> _OBJECTIVE_
Copy only the lines between the one containing "Type out the text in this image." and the end of the records, both included, leaving out pictures.

--- START EXTRACTED MATERIAL ---

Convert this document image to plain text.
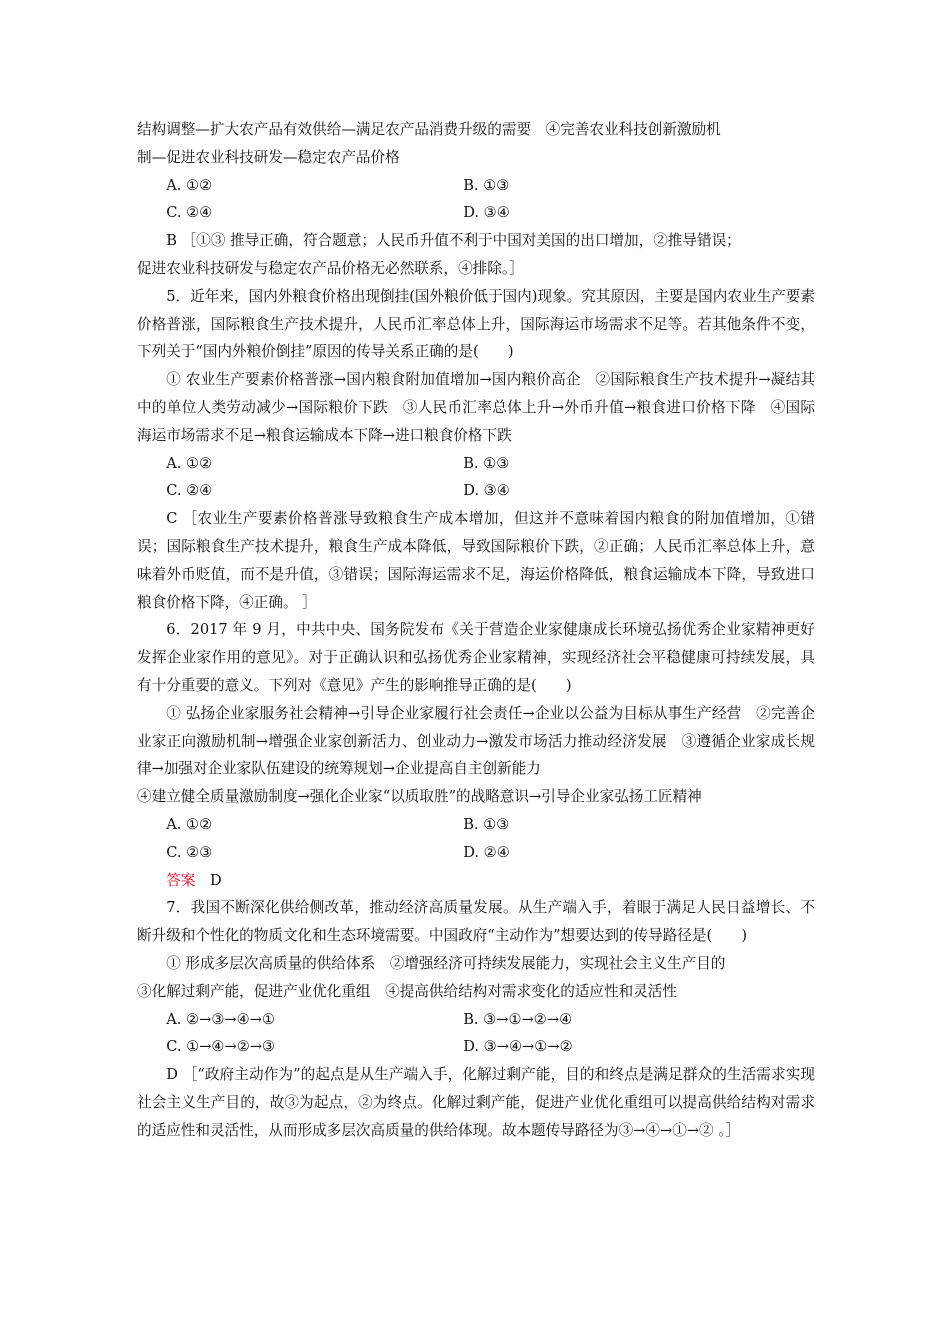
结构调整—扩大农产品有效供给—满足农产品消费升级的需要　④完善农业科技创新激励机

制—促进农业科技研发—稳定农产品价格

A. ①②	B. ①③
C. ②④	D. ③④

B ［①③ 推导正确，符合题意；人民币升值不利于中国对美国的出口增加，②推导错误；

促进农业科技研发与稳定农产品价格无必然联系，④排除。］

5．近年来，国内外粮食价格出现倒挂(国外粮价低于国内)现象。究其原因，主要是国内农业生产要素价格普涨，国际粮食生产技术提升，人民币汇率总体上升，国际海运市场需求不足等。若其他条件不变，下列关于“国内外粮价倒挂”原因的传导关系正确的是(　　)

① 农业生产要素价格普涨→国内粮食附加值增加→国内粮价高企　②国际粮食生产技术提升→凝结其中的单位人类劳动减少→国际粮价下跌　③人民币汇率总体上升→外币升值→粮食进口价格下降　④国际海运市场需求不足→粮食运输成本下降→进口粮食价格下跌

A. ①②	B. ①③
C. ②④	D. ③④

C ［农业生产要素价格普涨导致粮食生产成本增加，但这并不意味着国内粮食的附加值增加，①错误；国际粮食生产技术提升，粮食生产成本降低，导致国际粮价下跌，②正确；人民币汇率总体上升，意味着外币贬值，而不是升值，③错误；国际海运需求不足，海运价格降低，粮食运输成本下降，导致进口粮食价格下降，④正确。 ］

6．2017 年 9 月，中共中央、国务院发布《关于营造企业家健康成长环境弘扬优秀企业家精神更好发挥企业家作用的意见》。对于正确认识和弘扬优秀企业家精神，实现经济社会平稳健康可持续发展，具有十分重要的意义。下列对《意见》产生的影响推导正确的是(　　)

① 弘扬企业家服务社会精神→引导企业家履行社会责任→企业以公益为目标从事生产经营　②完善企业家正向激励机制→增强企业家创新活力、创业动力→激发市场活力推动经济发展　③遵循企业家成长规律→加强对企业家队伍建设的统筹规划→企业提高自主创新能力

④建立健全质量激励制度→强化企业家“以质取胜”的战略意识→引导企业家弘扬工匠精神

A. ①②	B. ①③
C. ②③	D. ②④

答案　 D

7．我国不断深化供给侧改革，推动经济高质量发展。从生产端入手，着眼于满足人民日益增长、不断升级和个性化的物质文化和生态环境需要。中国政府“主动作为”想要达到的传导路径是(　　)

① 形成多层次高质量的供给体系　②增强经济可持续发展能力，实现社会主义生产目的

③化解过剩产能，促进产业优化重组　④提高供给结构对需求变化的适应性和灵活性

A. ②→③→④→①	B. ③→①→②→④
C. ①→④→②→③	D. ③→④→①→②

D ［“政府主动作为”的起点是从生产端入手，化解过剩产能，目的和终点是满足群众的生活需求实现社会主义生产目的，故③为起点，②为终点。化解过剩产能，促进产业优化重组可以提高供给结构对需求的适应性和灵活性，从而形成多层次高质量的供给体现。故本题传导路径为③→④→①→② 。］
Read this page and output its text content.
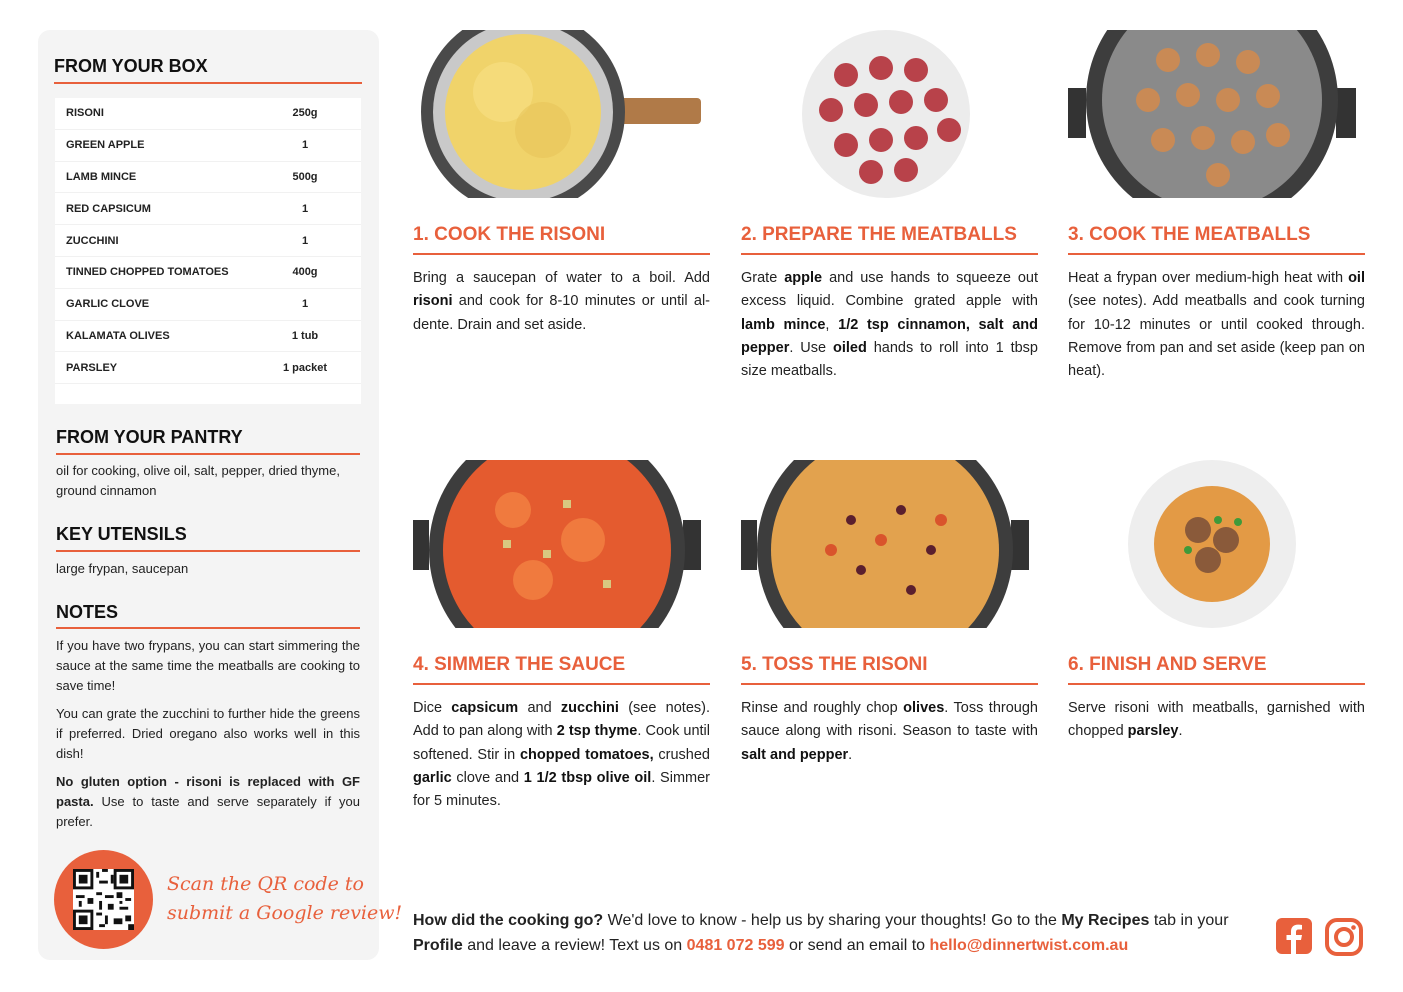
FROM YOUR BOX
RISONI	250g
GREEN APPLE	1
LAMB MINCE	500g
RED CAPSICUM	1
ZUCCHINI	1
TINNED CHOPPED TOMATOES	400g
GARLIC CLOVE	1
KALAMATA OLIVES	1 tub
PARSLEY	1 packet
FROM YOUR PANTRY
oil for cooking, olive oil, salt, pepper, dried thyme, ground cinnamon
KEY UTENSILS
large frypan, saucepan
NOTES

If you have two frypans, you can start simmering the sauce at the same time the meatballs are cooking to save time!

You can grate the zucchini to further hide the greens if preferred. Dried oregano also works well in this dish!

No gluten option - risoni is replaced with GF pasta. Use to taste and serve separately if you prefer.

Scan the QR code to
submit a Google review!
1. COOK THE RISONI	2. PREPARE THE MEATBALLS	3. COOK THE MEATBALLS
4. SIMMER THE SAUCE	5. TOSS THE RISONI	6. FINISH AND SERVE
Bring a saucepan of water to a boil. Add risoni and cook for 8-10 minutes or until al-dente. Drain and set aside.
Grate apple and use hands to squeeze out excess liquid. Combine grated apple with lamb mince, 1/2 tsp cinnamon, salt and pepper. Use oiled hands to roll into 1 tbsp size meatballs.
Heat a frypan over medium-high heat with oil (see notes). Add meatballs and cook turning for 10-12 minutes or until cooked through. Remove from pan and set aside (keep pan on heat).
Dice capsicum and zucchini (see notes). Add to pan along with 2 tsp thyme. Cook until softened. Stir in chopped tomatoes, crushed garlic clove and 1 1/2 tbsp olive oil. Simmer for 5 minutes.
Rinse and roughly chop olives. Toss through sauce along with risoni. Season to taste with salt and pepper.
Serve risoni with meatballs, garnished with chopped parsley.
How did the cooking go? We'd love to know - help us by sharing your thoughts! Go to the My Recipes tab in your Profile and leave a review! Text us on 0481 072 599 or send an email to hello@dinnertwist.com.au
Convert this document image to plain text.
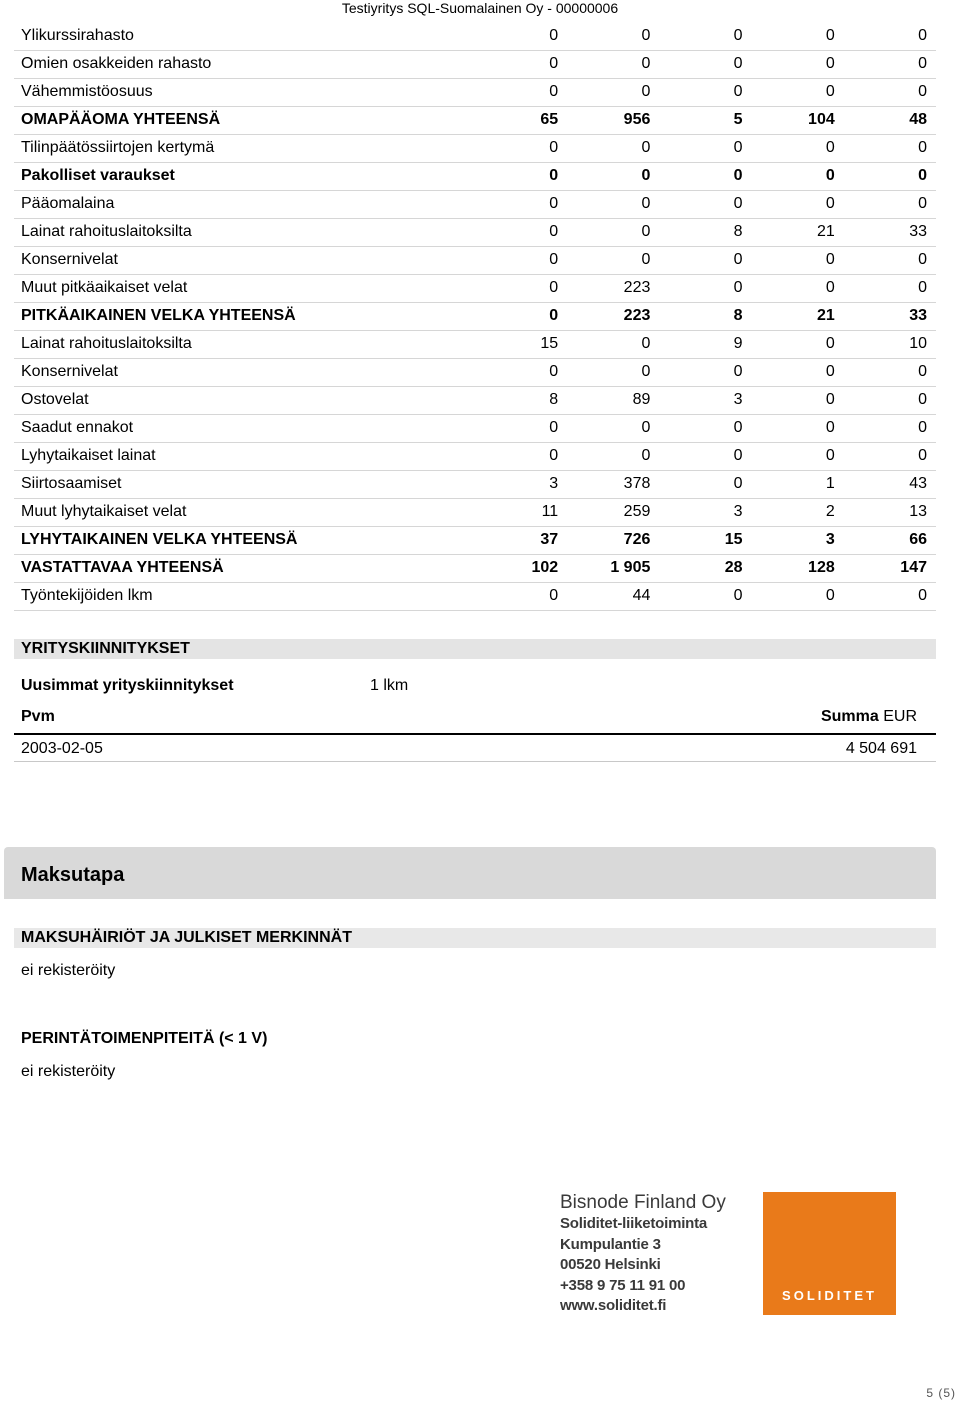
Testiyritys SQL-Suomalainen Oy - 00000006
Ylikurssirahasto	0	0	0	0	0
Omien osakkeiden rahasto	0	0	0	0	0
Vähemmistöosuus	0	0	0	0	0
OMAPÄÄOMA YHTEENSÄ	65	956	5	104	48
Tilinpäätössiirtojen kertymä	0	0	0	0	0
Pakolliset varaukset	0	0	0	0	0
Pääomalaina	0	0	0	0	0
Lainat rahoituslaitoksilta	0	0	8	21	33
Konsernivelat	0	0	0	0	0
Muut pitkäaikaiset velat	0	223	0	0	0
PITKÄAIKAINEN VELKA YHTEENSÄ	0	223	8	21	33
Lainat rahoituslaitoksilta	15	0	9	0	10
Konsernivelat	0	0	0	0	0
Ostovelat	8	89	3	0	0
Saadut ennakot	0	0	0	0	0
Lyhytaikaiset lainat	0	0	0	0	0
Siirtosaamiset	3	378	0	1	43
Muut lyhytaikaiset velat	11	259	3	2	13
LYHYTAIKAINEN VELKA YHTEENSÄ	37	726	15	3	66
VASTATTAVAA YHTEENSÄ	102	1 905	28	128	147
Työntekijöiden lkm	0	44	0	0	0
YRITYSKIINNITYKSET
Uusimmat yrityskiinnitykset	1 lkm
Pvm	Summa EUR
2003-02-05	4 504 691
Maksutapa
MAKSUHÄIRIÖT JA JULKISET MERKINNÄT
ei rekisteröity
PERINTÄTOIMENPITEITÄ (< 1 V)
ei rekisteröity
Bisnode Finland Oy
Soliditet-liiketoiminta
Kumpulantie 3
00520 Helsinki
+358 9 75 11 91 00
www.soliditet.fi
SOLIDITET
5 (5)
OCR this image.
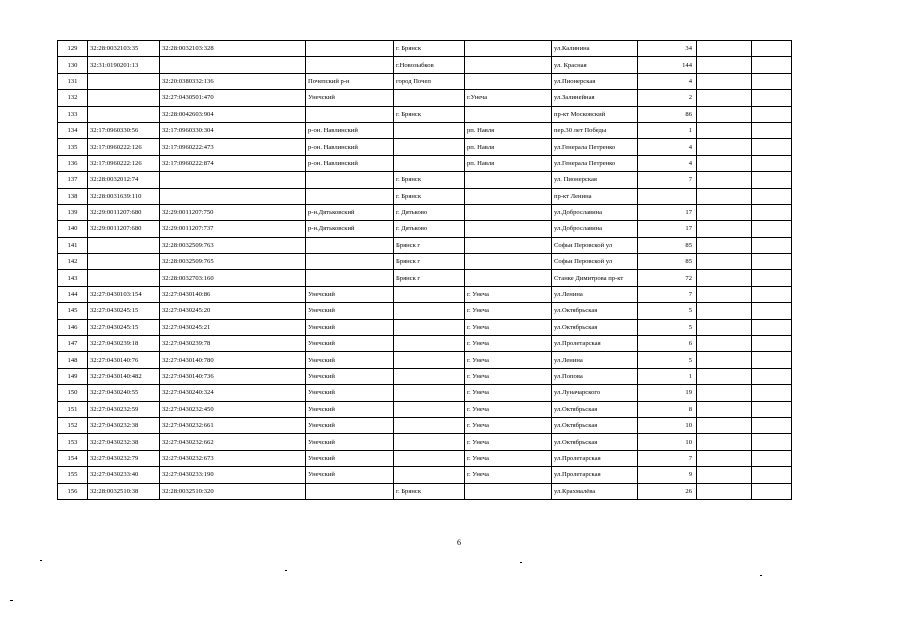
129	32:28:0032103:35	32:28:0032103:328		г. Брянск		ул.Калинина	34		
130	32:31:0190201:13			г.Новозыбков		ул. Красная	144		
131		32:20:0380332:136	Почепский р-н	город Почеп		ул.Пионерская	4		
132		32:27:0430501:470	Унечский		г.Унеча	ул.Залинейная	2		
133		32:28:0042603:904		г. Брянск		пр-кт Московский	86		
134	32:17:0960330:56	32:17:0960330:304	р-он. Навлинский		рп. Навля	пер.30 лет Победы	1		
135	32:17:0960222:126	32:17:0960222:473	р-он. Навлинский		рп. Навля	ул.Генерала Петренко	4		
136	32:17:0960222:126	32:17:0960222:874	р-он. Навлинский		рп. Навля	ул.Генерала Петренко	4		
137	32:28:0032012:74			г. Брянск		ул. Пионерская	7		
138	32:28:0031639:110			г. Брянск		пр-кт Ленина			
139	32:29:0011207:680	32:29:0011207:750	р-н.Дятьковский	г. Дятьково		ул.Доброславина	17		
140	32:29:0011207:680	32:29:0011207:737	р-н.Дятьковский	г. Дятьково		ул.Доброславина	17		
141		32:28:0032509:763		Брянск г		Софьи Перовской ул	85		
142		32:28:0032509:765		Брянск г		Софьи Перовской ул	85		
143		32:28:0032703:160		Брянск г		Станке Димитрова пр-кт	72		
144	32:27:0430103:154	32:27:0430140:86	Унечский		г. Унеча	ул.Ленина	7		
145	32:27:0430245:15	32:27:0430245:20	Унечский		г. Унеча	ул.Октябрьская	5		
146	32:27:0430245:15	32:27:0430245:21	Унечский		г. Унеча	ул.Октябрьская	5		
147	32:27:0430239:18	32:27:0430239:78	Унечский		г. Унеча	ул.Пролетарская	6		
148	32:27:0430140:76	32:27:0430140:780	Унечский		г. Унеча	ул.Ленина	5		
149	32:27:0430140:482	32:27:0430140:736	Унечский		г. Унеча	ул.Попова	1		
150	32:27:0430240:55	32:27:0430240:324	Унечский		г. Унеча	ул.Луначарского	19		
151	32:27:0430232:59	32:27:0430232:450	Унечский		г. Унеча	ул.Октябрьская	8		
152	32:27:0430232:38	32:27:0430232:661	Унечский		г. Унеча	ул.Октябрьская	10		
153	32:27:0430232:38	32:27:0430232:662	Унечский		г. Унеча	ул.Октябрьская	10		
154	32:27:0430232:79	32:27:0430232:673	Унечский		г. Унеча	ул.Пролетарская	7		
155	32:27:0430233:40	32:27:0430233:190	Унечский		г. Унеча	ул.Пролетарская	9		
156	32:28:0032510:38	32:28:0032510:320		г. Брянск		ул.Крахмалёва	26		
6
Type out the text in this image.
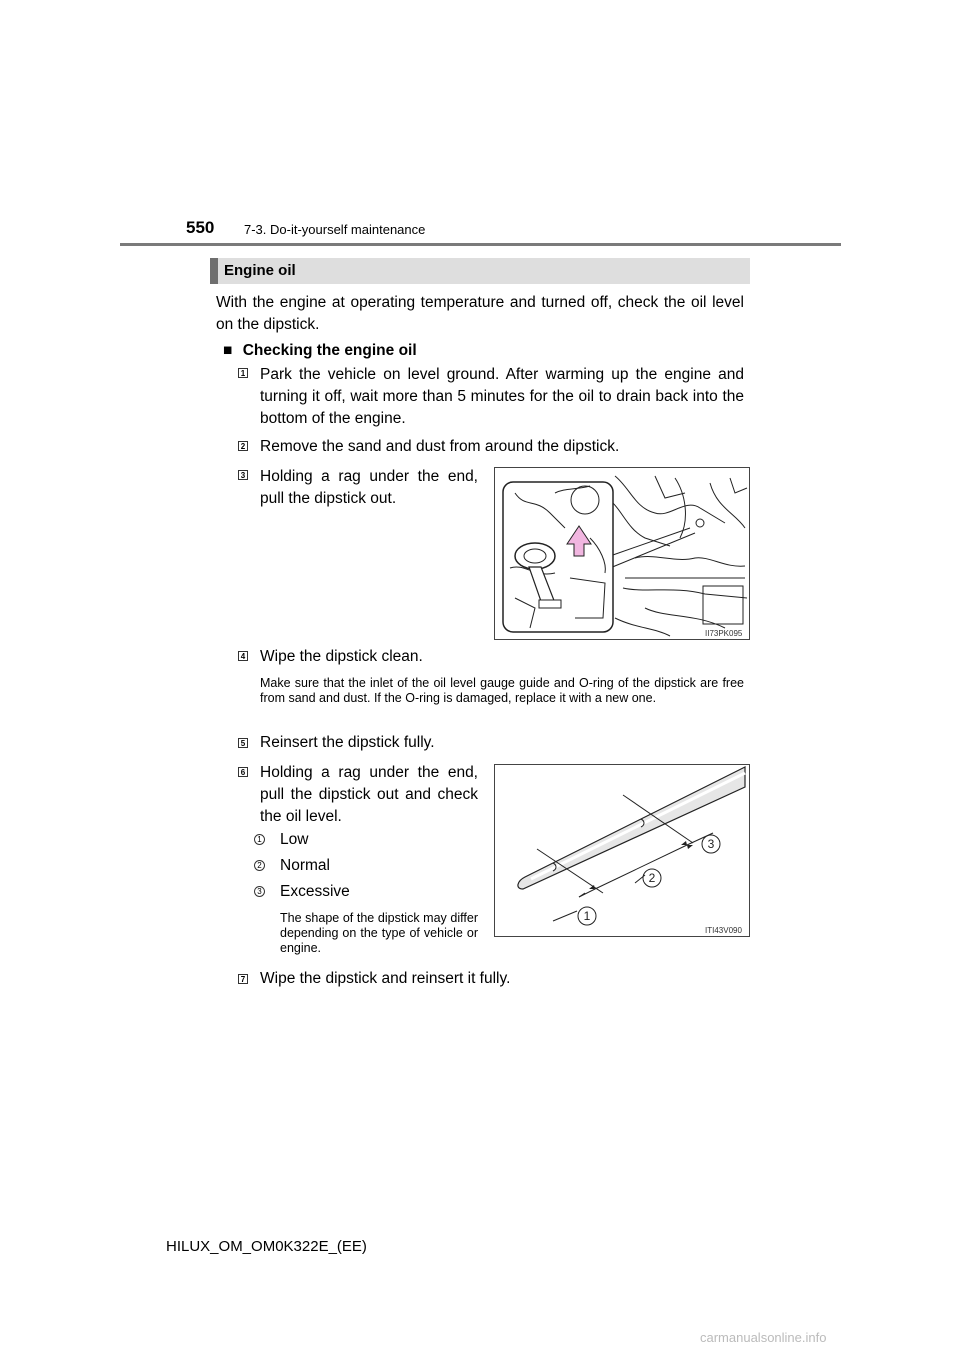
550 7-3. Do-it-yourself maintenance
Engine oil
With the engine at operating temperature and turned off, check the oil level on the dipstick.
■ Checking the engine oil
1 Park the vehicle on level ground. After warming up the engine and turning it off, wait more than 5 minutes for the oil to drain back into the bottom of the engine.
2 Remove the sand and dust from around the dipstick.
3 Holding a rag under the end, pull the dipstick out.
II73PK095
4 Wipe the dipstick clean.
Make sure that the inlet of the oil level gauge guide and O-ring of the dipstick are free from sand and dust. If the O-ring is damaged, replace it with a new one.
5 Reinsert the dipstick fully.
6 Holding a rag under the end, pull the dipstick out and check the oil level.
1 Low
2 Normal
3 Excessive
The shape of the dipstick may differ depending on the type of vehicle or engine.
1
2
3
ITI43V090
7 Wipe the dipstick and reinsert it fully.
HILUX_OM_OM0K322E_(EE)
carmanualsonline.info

--- END EXTRACTED MATERIAL ---

> _FULL OUTPUT_
Type out the text in this image.
550 7-3. Do-it-yourself maintenance
Engine oil
With the engine at operating temperature and turned off, check the oil level on the dipstick.
■ Checking the engine oil
1 Park the vehicle on level ground. After warming up the engine and turning it off, wait more than 5 minutes for the oil to drain back into the bottom of the engine.
2 Remove the sand and dust from around the dipstick.
3 Holding a rag under the end, pull the dipstick out.
II73PK095
4 Wipe the dipstick clean.
Make sure that the inlet of the oil level gauge guide and O-ring of the dipstick are free from sand and dust. If the O-ring is damaged, replace it with a new one.
5 Reinsert the dipstick fully.
6 Holding a rag under the end, pull the dipstick out and check the oil level.
1 Low
2 Normal
3 Excessive
The shape of the dipstick may differ depending on the type of vehicle or engine.
1
2
3
ITI43V090
7 Wipe the dipstick and reinsert it fully.
HILUX_OM_OM0K322E_(EE)
carmanualsonline.info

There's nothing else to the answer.